■ **Required work**: Would you set down every entry shown below, precisely as written?

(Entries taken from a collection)
* START *

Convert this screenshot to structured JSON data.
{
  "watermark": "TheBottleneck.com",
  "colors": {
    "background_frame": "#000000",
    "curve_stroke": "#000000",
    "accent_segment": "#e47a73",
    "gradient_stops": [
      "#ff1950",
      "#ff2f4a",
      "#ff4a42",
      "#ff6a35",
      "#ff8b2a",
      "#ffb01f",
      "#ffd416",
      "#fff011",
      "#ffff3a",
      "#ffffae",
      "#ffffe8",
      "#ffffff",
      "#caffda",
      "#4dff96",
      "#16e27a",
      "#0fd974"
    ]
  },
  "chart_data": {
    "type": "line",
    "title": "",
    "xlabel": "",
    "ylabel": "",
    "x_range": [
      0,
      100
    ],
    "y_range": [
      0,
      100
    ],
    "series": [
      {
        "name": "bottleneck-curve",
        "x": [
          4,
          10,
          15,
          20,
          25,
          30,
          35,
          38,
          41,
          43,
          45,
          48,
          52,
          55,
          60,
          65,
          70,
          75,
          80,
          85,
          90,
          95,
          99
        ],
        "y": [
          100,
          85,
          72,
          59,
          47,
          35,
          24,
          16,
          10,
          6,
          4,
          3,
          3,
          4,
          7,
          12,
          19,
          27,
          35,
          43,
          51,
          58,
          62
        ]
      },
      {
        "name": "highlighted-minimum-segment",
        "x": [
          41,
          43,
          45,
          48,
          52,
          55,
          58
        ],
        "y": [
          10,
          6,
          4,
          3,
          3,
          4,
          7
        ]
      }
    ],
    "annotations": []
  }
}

* END *

■ **Result for this exercise**:
Convert this screenshot to structured JSON data.
{
  "watermark": "TheBottleneck.com",
  "colors": {
    "background_frame": "#000000",
    "curve_stroke": "#000000",
    "accent_segment": "#e47a73",
    "gradient_stops": [
      "#ff1950",
      "#ff2f4a",
      "#ff4a42",
      "#ff6a35",
      "#ff8b2a",
      "#ffb01f",
      "#ffd416",
      "#fff011",
      "#ffff3a",
      "#ffffae",
      "#ffffe8",
      "#ffffff",
      "#caffda",
      "#4dff96",
      "#16e27a",
      "#0fd974"
    ]
  },
  "chart_data": {
    "type": "line",
    "title": "",
    "xlabel": "",
    "ylabel": "",
    "x_range": [
      0,
      100
    ],
    "y_range": [
      0,
      100
    ],
    "series": [
      {
        "name": "bottleneck-curve",
        "x": [
          4,
          10,
          15,
          20,
          25,
          30,
          35,
          38,
          41,
          43,
          45,
          48,
          52,
          55,
          60,
          65,
          70,
          75,
          80,
          85,
          90,
          95,
          99
        ],
        "y": [
          100,
          85,
          72,
          59,
          47,
          35,
          24,
          16,
          10,
          6,
          4,
          3,
          3,
          4,
          7,
          12,
          19,
          27,
          35,
          43,
          51,
          58,
          62
        ]
      },
      {
        "name": "highlighted-minimum-segment",
        "x": [
          41,
          43,
          45,
          48,
          52,
          55,
          58
        ],
        "y": [
          10,
          6,
          4,
          3,
          3,
          4,
          7
        ]
      }
    ],
    "annotations": []
  }
}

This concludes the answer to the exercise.